* start Entries supplied *

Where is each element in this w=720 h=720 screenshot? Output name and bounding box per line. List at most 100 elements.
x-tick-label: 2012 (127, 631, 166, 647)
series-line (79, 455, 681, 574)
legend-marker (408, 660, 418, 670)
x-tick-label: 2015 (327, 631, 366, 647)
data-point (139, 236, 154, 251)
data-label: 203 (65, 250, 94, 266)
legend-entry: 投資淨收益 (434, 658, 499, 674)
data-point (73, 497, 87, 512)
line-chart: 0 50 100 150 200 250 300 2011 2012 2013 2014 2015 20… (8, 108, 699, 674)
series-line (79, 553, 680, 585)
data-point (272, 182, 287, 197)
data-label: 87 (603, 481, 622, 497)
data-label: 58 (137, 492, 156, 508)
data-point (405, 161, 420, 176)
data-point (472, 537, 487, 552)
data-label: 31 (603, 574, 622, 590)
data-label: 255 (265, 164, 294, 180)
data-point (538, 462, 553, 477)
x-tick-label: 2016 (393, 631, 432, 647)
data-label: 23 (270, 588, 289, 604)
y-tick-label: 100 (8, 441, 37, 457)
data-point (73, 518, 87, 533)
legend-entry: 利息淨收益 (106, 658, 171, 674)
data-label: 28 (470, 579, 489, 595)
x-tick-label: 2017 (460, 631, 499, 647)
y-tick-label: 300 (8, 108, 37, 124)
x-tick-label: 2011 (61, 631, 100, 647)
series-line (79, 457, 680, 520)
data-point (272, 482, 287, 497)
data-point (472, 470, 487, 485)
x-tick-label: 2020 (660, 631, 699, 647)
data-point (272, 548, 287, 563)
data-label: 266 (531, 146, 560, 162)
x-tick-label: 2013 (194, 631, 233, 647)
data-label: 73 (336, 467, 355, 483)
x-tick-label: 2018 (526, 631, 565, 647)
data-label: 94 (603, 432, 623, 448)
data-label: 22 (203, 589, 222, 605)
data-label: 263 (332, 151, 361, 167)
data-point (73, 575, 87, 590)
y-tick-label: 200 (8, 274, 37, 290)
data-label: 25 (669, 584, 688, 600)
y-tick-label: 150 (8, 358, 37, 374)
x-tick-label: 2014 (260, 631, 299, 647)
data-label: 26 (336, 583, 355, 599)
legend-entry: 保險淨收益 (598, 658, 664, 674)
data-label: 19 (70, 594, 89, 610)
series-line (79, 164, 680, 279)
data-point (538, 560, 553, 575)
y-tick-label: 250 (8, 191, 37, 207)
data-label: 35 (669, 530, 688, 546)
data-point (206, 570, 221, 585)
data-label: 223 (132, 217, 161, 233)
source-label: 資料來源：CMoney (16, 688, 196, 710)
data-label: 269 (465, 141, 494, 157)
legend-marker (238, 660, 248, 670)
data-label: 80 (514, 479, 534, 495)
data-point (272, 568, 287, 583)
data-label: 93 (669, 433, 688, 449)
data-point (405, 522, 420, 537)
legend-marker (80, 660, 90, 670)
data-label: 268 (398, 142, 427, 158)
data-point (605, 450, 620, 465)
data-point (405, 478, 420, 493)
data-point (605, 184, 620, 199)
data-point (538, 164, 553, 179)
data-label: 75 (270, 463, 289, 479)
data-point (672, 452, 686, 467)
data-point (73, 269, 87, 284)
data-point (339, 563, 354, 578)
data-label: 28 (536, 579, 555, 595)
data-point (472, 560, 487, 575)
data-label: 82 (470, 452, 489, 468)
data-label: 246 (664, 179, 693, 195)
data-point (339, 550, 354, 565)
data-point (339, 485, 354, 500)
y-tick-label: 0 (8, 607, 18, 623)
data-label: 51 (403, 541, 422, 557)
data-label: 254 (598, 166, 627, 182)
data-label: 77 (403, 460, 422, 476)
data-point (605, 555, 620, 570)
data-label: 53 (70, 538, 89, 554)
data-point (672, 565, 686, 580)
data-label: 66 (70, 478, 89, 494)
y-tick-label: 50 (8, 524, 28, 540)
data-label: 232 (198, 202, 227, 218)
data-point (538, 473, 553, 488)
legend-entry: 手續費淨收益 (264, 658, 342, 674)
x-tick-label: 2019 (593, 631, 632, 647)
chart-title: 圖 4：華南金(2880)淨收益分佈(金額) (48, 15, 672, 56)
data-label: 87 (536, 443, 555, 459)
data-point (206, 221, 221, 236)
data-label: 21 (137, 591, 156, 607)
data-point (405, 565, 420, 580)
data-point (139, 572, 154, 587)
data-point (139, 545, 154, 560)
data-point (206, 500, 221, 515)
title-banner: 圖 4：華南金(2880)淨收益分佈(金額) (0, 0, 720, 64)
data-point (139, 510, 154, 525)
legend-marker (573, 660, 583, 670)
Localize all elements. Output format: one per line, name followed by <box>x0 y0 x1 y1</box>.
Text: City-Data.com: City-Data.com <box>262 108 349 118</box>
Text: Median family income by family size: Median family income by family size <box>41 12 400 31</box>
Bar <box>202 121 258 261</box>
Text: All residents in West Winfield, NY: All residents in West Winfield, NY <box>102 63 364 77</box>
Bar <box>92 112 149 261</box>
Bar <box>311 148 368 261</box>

* end Entries supplied *

-- Set problem --
Render the listing above as a Markdown table with the columns Row and Line, starting at its first line and ending at the line that contains "y-tick-label: 300 (8, 108, 37, 124)". Number each line in Row and leave out any blank lines.

-- Exercise solution --
| Row | Line |
|---|---|
| 1 | Where is each element in this w=720 h=720 screenshot? Output name and bounding box per line. List at most 100 elements. |
| 2 | x-tick-label: 2012 (127, 631, 166, 647) |
| 3 | series-line (79, 455, 681, 574) |
| 4 | legend-marker (408, 660, 418, 670) |
| 5 | x-tick-label: 2015 (327, 631, 366, 647) |
| 6 | data-point (139, 236, 154, 251) |
| 7 | data-label: 203 (65, 250, 94, 266) |
| 8 | legend-entry: 投資淨收益 (434, 658, 499, 674) |
| 9 | data-point (73, 497, 87, 512) |
| 10 | line-chart: 0 50 100 150 200 250 300 2011 2012 2013 2014 2015 20… (8, 108, 699, 674) |
| 11 | series-line (79, 553, 680, 585) |
| 12 | data-point (272, 182, 287, 197) |
| 13 | data-label: 87 (603, 481, 622, 497) |
| 14 | data-label: 58 (137, 492, 156, 508) |
| 15 | data-point (405, 161, 420, 176) |
| 16 | data-point (472, 537, 487, 552) |
| 17 | data-label: 31 (603, 574, 622, 590) |
| 18 | data-label: 255 (265, 164, 294, 180) |
| 19 | data-point (538, 462, 553, 477) |
| 20 | x-tick-label: 2016 (393, 631, 432, 647) |
| 21 | data-label: 23 (270, 588, 289, 604) |
| 22 | y-tick-label: 100 (8, 441, 37, 457) |
| 23 | data-point (73, 518, 87, 533) |
| 24 | legend-entry: 利息淨收益 (106, 658, 171, 674) |
| 25 | data-label: 28 (470, 579, 489, 595) |
| 26 | x-tick-label: 2017 (460, 631, 499, 647) |
| 27 | y-tick-label: 300 (8, 108, 37, 124) |